SELECTED PASSAGE:
[Start of section]
Ketamine, an N-methyl-D-aspartate (NMDA) receptor antagonist, produces rapid antidepressant effects after a single subanaesthetic infusion (0.5 mg/kg) in a substantial proportion of patients with treatment‑resistant major depressive disorder (MDD) or bipolar disorder (BD), but the biochemical determinants of interindividual response remain unclear. Hashimoto discusses recent data reporting that baseline plasma D‑serine — an endogenous co‑agonist at the NMDA receptor — differed between ketamine responders and non‑responders: responders had mean D‑serine 3.02±0.30 μM (n=8) versus 4.68±0.81 μM (n=13) in non‑responders (p<0.0001). Baseline L‑serine was also lower in responders (66.2±62.8 μM) than non‑responders (242.9±67.2 μM), and baseline concentrations of both D‑ and L‑serine correlated with the percentage change in Montgomery–Åsberg Depression Rating Scale (MADRS) scores at 230 minutes after infusion (D‑serine r=0.77, p<0.001; L‑serine r=0.83, p<0.001). The proportion of D‑serine to total serine was reportedly higher in responders than non‑responders (5.91±1.92% versus 2.11±1.05%, p<0.001), and both groups showed a biphasic decrease in plasma D‑serine after ketamine while L‑serine remained unchanged. Greater acute dissociative effects (higher Clinician‑Administered Dissociative States Scale scores) were present among responders, and baseline D‑serine correlated negatively with dissociative increase at 40 minutes (r=−0.52, p=0.02).
[End of section]
Continue the passage on ketamine response and plasma serine levels, starting after its last sentence.

PROVIDED INFORMATION:
[Start of section]
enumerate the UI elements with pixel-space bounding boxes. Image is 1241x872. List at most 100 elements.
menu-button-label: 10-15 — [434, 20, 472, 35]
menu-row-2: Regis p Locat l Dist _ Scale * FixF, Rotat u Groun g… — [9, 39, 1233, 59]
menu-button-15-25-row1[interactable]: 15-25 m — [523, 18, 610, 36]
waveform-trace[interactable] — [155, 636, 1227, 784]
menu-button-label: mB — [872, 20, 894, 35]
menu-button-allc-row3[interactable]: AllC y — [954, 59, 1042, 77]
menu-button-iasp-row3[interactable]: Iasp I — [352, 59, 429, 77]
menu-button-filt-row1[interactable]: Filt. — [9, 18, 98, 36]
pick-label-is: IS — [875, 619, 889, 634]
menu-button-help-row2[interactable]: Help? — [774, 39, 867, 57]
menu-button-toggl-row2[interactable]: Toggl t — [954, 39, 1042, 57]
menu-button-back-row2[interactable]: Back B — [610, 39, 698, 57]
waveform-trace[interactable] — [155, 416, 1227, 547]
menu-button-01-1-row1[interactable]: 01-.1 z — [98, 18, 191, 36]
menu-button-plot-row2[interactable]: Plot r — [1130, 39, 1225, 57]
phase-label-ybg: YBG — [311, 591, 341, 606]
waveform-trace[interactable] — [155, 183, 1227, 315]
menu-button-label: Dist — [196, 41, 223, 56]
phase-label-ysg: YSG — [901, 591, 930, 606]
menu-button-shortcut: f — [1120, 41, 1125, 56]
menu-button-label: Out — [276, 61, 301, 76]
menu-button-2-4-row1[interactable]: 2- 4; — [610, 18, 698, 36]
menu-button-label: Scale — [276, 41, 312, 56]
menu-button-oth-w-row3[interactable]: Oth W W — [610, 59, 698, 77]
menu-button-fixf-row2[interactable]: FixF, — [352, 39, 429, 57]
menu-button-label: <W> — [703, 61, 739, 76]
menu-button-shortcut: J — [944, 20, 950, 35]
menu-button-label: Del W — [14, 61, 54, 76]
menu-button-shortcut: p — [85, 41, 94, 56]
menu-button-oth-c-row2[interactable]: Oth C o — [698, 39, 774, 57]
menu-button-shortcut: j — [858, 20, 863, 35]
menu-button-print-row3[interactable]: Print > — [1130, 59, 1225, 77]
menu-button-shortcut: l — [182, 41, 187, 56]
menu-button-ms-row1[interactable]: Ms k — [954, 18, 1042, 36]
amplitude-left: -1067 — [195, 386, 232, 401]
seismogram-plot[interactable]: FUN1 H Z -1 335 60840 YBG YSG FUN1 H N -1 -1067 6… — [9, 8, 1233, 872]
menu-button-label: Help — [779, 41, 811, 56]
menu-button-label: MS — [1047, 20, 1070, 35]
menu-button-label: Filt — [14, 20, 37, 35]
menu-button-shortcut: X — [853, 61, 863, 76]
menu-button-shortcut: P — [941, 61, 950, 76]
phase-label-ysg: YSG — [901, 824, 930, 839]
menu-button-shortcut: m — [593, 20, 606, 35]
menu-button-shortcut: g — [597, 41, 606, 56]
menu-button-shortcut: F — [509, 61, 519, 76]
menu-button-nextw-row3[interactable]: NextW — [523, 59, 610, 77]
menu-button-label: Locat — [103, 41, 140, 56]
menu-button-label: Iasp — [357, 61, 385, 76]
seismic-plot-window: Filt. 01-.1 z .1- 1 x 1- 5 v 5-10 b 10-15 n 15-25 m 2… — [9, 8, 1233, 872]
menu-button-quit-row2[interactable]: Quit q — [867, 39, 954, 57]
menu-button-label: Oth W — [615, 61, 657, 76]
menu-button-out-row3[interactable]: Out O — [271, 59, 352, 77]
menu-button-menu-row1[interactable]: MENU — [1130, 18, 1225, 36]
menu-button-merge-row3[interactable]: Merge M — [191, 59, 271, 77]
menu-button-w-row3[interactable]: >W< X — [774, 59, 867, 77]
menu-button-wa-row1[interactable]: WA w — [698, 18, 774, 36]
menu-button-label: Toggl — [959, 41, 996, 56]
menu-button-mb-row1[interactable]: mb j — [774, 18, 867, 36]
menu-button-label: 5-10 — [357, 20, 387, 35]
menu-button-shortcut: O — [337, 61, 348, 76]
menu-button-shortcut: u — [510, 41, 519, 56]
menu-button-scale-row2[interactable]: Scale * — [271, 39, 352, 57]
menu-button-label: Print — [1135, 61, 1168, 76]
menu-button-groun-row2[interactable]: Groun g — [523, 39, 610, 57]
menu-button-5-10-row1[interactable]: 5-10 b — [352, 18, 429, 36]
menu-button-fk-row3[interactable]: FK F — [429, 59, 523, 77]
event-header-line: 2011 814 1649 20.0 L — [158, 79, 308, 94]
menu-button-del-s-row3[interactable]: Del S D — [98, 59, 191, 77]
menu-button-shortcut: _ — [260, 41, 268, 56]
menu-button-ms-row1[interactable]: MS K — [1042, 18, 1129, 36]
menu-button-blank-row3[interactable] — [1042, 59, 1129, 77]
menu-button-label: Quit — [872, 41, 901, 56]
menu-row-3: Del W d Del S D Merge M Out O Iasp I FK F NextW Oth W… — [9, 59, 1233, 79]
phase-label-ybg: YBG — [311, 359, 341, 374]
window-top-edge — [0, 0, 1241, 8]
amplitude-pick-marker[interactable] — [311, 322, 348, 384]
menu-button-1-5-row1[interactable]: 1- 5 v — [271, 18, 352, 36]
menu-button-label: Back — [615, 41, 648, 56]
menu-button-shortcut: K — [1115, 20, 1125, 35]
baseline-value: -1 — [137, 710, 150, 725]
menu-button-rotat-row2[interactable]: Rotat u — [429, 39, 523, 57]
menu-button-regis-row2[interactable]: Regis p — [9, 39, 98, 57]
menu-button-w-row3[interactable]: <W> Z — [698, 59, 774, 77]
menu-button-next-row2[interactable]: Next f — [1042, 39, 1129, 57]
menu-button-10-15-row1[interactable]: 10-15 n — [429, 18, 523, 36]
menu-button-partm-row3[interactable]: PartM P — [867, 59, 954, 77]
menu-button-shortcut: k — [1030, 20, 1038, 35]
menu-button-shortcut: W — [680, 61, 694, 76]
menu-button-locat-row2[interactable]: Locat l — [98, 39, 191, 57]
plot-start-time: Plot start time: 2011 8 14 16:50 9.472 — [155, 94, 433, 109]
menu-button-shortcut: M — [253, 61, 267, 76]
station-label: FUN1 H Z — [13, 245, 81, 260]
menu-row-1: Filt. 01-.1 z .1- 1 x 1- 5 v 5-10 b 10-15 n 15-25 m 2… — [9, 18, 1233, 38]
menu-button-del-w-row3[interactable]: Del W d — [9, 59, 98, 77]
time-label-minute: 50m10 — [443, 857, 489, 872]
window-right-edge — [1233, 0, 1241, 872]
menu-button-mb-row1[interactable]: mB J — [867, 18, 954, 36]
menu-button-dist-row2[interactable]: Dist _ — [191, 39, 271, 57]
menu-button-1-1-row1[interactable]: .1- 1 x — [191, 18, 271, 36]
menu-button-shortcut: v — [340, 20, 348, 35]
[End of section]
EXERCISE RESPONSE:
Discussion

Hashimoto places these findings in the context of prior work on serine metabolism and NMDA receptor function. He notes earlier observations that patients with schizophrenia had lower serum D‑serine and higher L‑serine compared with healthy controls, interpreting that pattern as supportive of NMDA receptor hypofunction; by contrast, the relatively high D‑serine fraction reported in the treatment‑resistant depression sample may indicate hyperglutamatergic signalling via NMDA receptors in that population. The author highlights key enzymes that regulate serine and glycine pathways — serine racemase (L‑ to D‑serine conversion), D‑amino‑acid oxidase (D‑serine degradation), serine hydroxymethyltransferase (interconversion of glycine and L‑serine) and astrocytic synthesis from 3‑phosphoglycerate — and recommends investigation of enzymatic activity and genetic variation in these pathways among ketamine responders and non‑responders. He also draws attention to stereoisomer effects, citing preclinical work in which R‑ketamine produced more potent and longer‑lasting antidepressant-like effects than S‑ketamine in rodents, and suggests it would be valuable to measure D‑ and L‑serine in blood and cerebrospinal fluid after administration of ketamine stereoisomers. Finally, Hashimoto proposes that baseline plasma D‑serine could serve as a predictive biomarker for antidepressant response to racemic ketamine, its stereoisomers, and other NMDA receptor antagonists in treatment‑resistant MDD or BD, but he emphasises the need for replication in larger samples.